The entries below should be given again exactly, minus their pictures.
══ ENTRIES SUPPLIED ══
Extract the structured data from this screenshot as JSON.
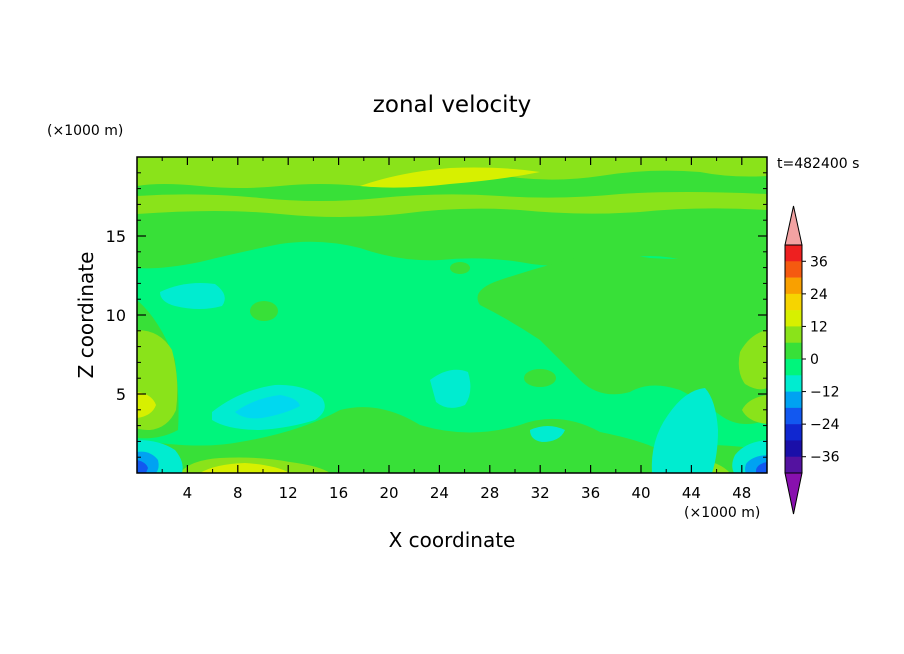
{
  "chart_data": {
    "type": "heatmap",
    "title": "zonal velocity",
    "xlabel": "X coordinate",
    "ylabel": "Z coordinate",
    "x_unit": "(×1000 m)",
    "y_unit": "(×1000 m)",
    "time_label": "t=482400 s",
    "xlim": [
      0,
      50
    ],
    "ylim": [
      0,
      20
    ],
    "x_ticks": [
      4,
      8,
      12,
      16,
      20,
      24,
      28,
      32,
      36,
      40,
      44,
      48
    ],
    "y_ticks": [
      5,
      10,
      15
    ],
    "colorbar": {
      "levels": [
        -42,
        -36,
        -30,
        -24,
        -18,
        -12,
        -6,
        0,
        6,
        12,
        18,
        24,
        30,
        36,
        42
      ],
      "tick_values": [
        36,
        24,
        12,
        0,
        -12,
        -24,
        -36
      ],
      "tick_labels": [
        "36",
        "24",
        "12",
        "0",
        "−12",
        "−24",
        "−36"
      ],
      "colors_high_to_low": [
        "#ee2020",
        "#f55a10",
        "#f9a000",
        "#f6d400",
        "#d7f000",
        "#8ae31a",
        "#38e038",
        "#00f57c",
        "#00ecd0",
        "#00a2f2",
        "#1258f0",
        "#1027d0",
        "#1a0fa8",
        "#5412a0"
      ],
      "over_color": "#f2a2a2",
      "under_color": "#8810ae"
    },
    "field_summary": [
      {
        "region": "top layer (z 17–20)",
        "x_range": [
          0,
          50
        ],
        "value_range": [
          6,
          12
        ]
      },
      {
        "region": "upper band (z 13–17)",
        "x_range": [
          0,
          50
        ],
        "value_range": [
          0,
          6
        ]
      },
      {
        "region": "interior (z 3–13)",
        "x_range": [
          4,
          34
        ],
        "value_range": [
          -6,
          0
        ]
      },
      {
        "region": "cyan patch",
        "x_range": [
          6,
          13
        ],
        "value_range": [
          -12,
          -6
        ]
      },
      {
        "region": "right interior (z 5–12)",
        "x_range": [
          28,
          50
        ],
        "value_range": [
          0,
          6
        ]
      },
      {
        "region": "left margin (z 2–9)",
        "x_range": [
          0,
          4
        ],
        "value_range": [
          6,
          12
        ]
      },
      {
        "region": "surface left (z 0–2)",
        "x_range": [
          0,
          3
        ],
        "value_range": [
          -24,
          -12
        ]
      },
      {
        "region": "surface right (z 0–2)",
        "x_range": [
          48,
          50
        ],
        "value_range": [
          -24,
          -12
        ]
      },
      {
        "region": "near-surface jet (z 0–1)",
        "x_range": [
          4,
          14
        ],
        "value_range": [
          6,
          12
        ]
      },
      {
        "region": "right deep cyan (z 0–6)",
        "x_range": [
          41,
          46
        ],
        "value_range": [
          -12,
          -6
        ]
      }
    ]
  }
}
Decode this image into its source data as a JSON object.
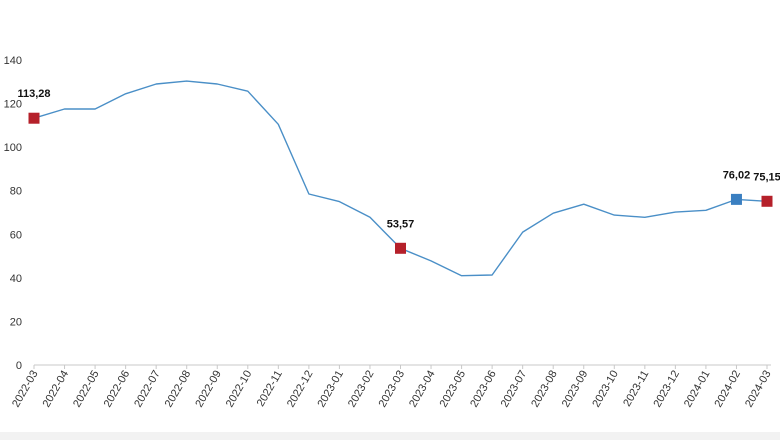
{
  "chart_data": {
    "type": "line",
    "title": "",
    "xlabel": "",
    "ylabel": "",
    "ylim": [
      0,
      140
    ],
    "yticks": [
      0,
      20,
      40,
      60,
      80,
      100,
      120,
      140
    ],
    "grid": false,
    "legend": "none",
    "categories": [
      "2022-03",
      "2022-04",
      "2022-05",
      "2022-06",
      "2022-07",
      "2022-08",
      "2022-09",
      "2022-10",
      "2022-11",
      "2022-12",
      "2023-01",
      "2023-02",
      "2023-03",
      "2023-04",
      "2023-05",
      "2023-06",
      "2023-07",
      "2023-08",
      "2023-09",
      "2023-10",
      "2023-11",
      "2023-12",
      "2024-01",
      "2024-02",
      "2024-03"
    ],
    "series": [
      {
        "values": [
          113.28,
          117.5,
          117.5,
          124.5,
          129.0,
          130.3,
          129.0,
          125.7,
          110.5,
          78.5,
          75.0,
          67.8,
          53.57,
          47.8,
          41.0,
          41.3,
          61.0,
          69.7,
          73.8,
          68.8,
          67.8,
          70.2,
          71.0,
          76.02,
          75.15
        ],
        "color": "#4a8fc7"
      }
    ],
    "highlights": [
      {
        "index": 0,
        "label": "113,28",
        "color": "#b5202a"
      },
      {
        "index": 12,
        "label": "53,57",
        "color": "#b5202a"
      },
      {
        "index": 23,
        "label": "76,02",
        "color": "#3a7fc1"
      },
      {
        "index": 24,
        "label": "75,15",
        "color": "#b5202a"
      }
    ]
  }
}
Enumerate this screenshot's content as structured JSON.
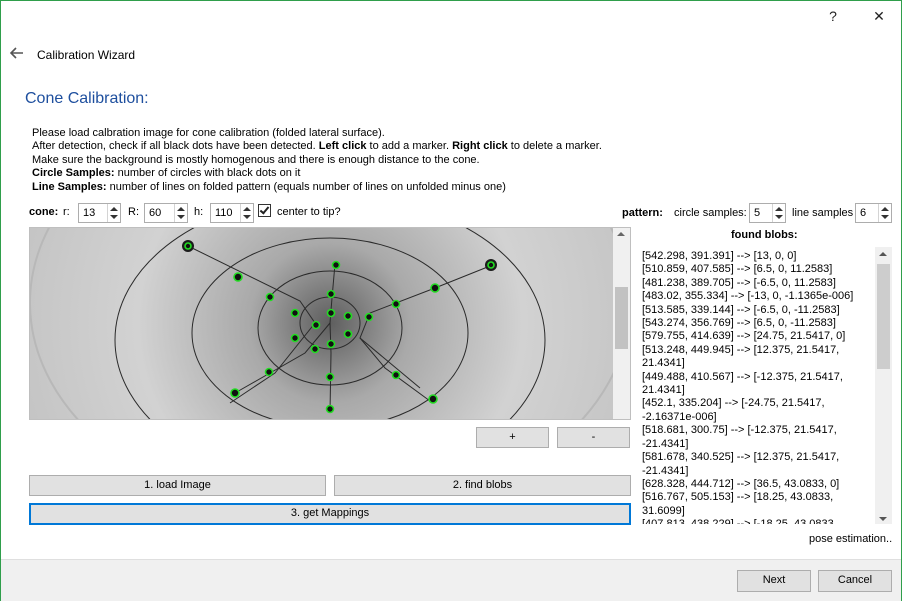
{
  "window": {
    "help_glyph": "?",
    "close_glyph": "✕",
    "wizard_title": "Calibration Wizard"
  },
  "page_title": "Cone Calibration:",
  "instructions": {
    "line1": "Please load calbration image for cone calibration (folded lateral surface).",
    "line2_a": "After detection, check if all black dots have been detected. ",
    "line2_b": "Left click",
    "line2_c": " to add a marker. ",
    "line2_d": "Right click",
    "line2_e": " to delete a marker.",
    "line3": "Make sure the background is mostly homogenous and there is enough distance to the cone.",
    "line4_label": "Circle Samples:",
    "line4_text": " number of circles with black dots on it",
    "line5_label": "Line Samples:",
    "line5_text": " number of lines on folded pattern (equals number of lines on unfolded minus one)"
  },
  "cone": {
    "label": "cone:",
    "r_label": "r:",
    "r_value": "13",
    "R_label": "R:",
    "R_value": "60",
    "h_label": "h:",
    "h_value": "110",
    "center_label": "center to tip?",
    "center_checked": true
  },
  "pattern": {
    "label": "pattern:",
    "circle_label": "circle samples:",
    "circle_value": "5",
    "line_label": "line samples",
    "line_value": "6"
  },
  "found_blobs": {
    "title": "found blobs:",
    "items": [
      "[542.298, 391.391] --> [13, 0, 0]",
      "[510.859, 407.585] --> [6.5, 0, 11.2583]",
      "[481.238, 389.705] --> [-6.5, 0, 11.2583]",
      "[483.02, 355.334] --> [-13, 0, -1.1365e-006]",
      "[513.585, 339.144] --> [-6.5, 0, -11.2583]",
      "[543.274, 356.769] --> [6.5, 0, -11.2583]",
      "[579.755, 414.639] --> [24.75, 21.5417, 0]",
      "[513.248, 449.945] --> [12.375, 21.5417, 21.4341]",
      "[449.488, 410.567] --> [-12.375, 21.5417, 21.4341]",
      "[452.1, 335.204] --> [-24.75, 21.5417, -2.16371e-006]",
      "[518.681, 300.75] --> [-12.375, 21.5417, -21.4341]",
      "[581.678, 340.525] --> [12.375, 21.5417, -21.4341]",
      "[628.328, 444.712] --> [36.5, 43.0833, 0]",
      "[516.767, 505.153] --> [18.25, 43.0833, 31.6099]",
      "[407.813, 438.229] --> [-18.25, 43.0833,"
    ]
  },
  "zoom": {
    "plus": "+",
    "minus": "-"
  },
  "actions": {
    "load_image": "1. load Image",
    "find_blobs": "2. find blobs",
    "get_mappings": "3. get Mappings",
    "pose_estimation": "pose estimation.."
  },
  "footer": {
    "next": "Next",
    "cancel": "Cancel"
  },
  "colors": {
    "accent": "#0078d7",
    "title_blue": "#1e4f9e",
    "marker_green": "#22dd22"
  }
}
═══
FULL OUTPUT:
Extract the structured data from this screenshot as JSON.
{
  "chart_data": {
    "type": "heatmap",
    "title": "zonal velocity",
    "xlabel": "X coordinate",
    "ylabel": "Z coordinate",
    "x_unit": "(×1000 m)",
    "y_unit": "(×1000 m)",
    "time_label": "t=482400 s",
    "xlim": [
      0,
      50
    ],
    "ylim": [
      0,
      20
    ],
    "x_ticks": [
      4,
      8,
      12,
      16,
      20,
      24,
      28,
      32,
      36,
      40,
      44,
      48
    ],
    "y_ticks": [
      5,
      10,
      15
    ],
    "colorbar": {
      "levels": [
        -42,
        -36,
        -30,
        -24,
        -18,
        -12,
        -6,
        0,
        6,
        12,
        18,
        24,
        30,
        36,
        42
      ],
      "tick_values": [
        36,
        24,
        12,
        0,
        -12,
        -24,
        -36
      ],
      "tick_labels": [
        "36",
        "24",
        "12",
        "0",
        "−12",
        "−24",
        "−36"
      ],
      "colors_high_to_low": [
        "#ee2020",
        "#f55a10",
        "#f9a000",
        "#f6d400",
        "#d7f000",
        "#8ae31a",
        "#38e038",
        "#00f57c",
        "#00ecd0",
        "#00a2f2",
        "#1258f0",
        "#1027d0",
        "#1a0fa8",
        "#5412a0"
      ],
      "over_color": "#f2a2a2",
      "under_color": "#8810ae"
    },
    "field_summary": [
      {
        "region": "top layer (z 17–20)",
        "x_range": [
          0,
          50
        ],
        "value_range": [
          6,
          12
        ]
      },
      {
        "region": "upper band (z 13–17)",
        "x_range": [
          0,
          50
        ],
        "value_range": [
          0,
          6
        ]
      },
      {
        "region": "interior (z 3–13)",
        "x_range": [
          4,
          34
        ],
        "value_range": [
          -6,
          0
        ]
      },
      {
        "region": "cyan patch",
        "x_range": [
          6,
          13
        ],
        "value_range": [
          -12,
          -6
        ]
      },
      {
        "region": "right interior (z 5–12)",
        "x_range": [
          28,
          50
        ],
        "value_range": [
          0,
          6
        ]
      },
      {
        "region": "left margin (z 2–9)",
        "x_range": [
          0,
          4
        ],
        "value_range": [
          6,
          12
        ]
      },
      {
        "region": "surface left (z 0–2)",
        "x_range": [
          0,
          3
        ],
        "value_range": [
          -24,
          -12
        ]
      },
      {
        "region": "surface right (z 0–2)",
        "x_range": [
          48,
          50
        ],
        "value_range": [
          -24,
          -12
        ]
      },
      {
        "region": "near-surface jet (z 0–1)",
        "x_range": [
          4,
          14
        ],
        "value_range": [
          6,
          12
        ]
      },
      {
        "region": "right deep cyan (z 0–6)",
        "x_range": [
          41,
          46
        ],
        "value_range": [
          -12,
          -6
        ]
      }
    ]
  }
}
Decode this image into its source data as a JSON object.
{
  "chart_data": {
    "type": "line",
    "title": "",
    "xlabel": "",
    "ylabel": "",
    "ylim": [
      0,
      140
    ],
    "yticks": [
      0,
      20,
      40,
      60,
      80,
      100,
      120,
      140
    ],
    "grid": false,
    "legend": "none",
    "categories": [
      "2022-03",
      "2022-04",
      "2022-05",
      "2022-06",
      "2022-07",
      "2022-08",
      "2022-09",
      "2022-10",
      "2022-11",
      "2022-12",
      "2023-01",
      "2023-02",
      "2023-03",
      "2023-04",
      "2023-05",
      "2023-06",
      "2023-07",
      "2023-08",
      "2023-09",
      "2023-10",
      "2023-11",
      "2023-12",
      "2024-01",
      "2024-02",
      "2024-03"
    ],
    "series": [
      {
        "values": [
          113.28,
          117.5,
          117.5,
          124.5,
          129.0,
          130.3,
          129.0,
          125.7,
          110.5,
          78.5,
          75.0,
          67.8,
          53.57,
          47.8,
          41.0,
          41.3,
          61.0,
          69.7,
          73.8,
          68.8,
          67.8,
          70.2,
          71.0,
          76.02,
          75.15
        ],
        "color": "#4a8fc7"
      }
    ],
    "highlights": [
      {
        "index": 0,
        "label": "113,28",
        "color": "#b5202a"
      },
      {
        "index": 12,
        "label": "53,57",
        "color": "#b5202a"
      },
      {
        "index": 23,
        "label": "76,02",
        "color": "#3a7fc1"
      },
      {
        "index": 24,
        "label": "75,15",
        "color": "#b5202a"
      }
    ]
  }
}
Enumerate this screenshot's content as structured JSON.
{
  "window": {
    "help_glyph": "?",
    "close_glyph": "✕",
    "wizard_title": "Calibration Wizard"
  },
  "page_title": "Cone Calibration:",
  "instructions": {
    "line1": "Please load calbration image for cone calibration (folded lateral surface).",
    "line2_a": "After detection, check if all black dots have been detected. ",
    "line2_b": "Left click",
    "line2_c": " to add a marker. ",
    "line2_d": "Right click",
    "line2_e": " to delete a marker.",
    "line3": "Make sure the background is mostly homogenous and there is enough distance to the cone.",
    "line4_label": "Circle Samples:",
    "line4_text": " number of circles with black dots on it",
    "line5_label": "Line Samples:",
    "line5_text": " number of lines on folded pattern (equals number of lines on unfolded minus one)"
  },
  "cone": {
    "label": "cone:",
    "r_label": "r:",
    "r_value": "13",
    "R_label": "R:",
    "R_value": "60",
    "h_label": "h:",
    "h_value": "110",
    "center_label": "center to tip?",
    "center_checked": true
  },
  "pattern": {
    "label": "pattern:",
    "circle_label": "circle samples:",
    "circle_value": "5",
    "line_label": "line samples",
    "line_value": "6"
  },
  "found_blobs": {
    "title": "found blobs:",
    "items": [
      "[542.298, 391.391] --> [13, 0, 0]",
      "[510.859, 407.585] --> [6.5, 0, 11.2583]",
      "[481.238, 389.705] --> [-6.5, 0, 11.2583]",
      "[483.02, 355.334] --> [-13, 0, -1.1365e-006]",
      "[513.585, 339.144] --> [-6.5, 0, -11.2583]",
      "[543.274, 356.769] --> [6.5, 0, -11.2583]",
      "[579.755, 414.639] --> [24.75, 21.5417, 0]",
      "[513.248, 449.945] --> [12.375, 21.5417, 21.4341]",
      "[449.488, 410.567] --> [-12.375, 21.5417, 21.4341]",
      "[452.1, 335.204] --> [-24.75, 21.5417, -2.16371e-006]",
      "[518.681, 300.75] --> [-12.375, 21.5417, -21.4341]",
      "[581.678, 340.525] --> [12.375, 21.5417, -21.4341]",
      "[628.328, 444.712] --> [36.5, 43.0833, 0]",
      "[516.767, 505.153] --> [18.25, 43.0833, 31.6099]",
      "[407.813, 438.229] --> [-18.25, 43.0833,"
    ]
  },
  "zoom": {
    "plus": "+",
    "minus": "-"
  },
  "actions": {
    "load_image": "1. load Image",
    "find_blobs": "2. find blobs",
    "get_mappings": "3. get Mappings",
    "pose_estimation": "pose estimation.."
  },
  "footer": {
    "next": "Next",
    "cancel": "Cancel"
  },
  "colors": {
    "accent": "#0078d7",
    "title_blue": "#1e4f9e",
    "marker_green": "#22dd22"
  }
}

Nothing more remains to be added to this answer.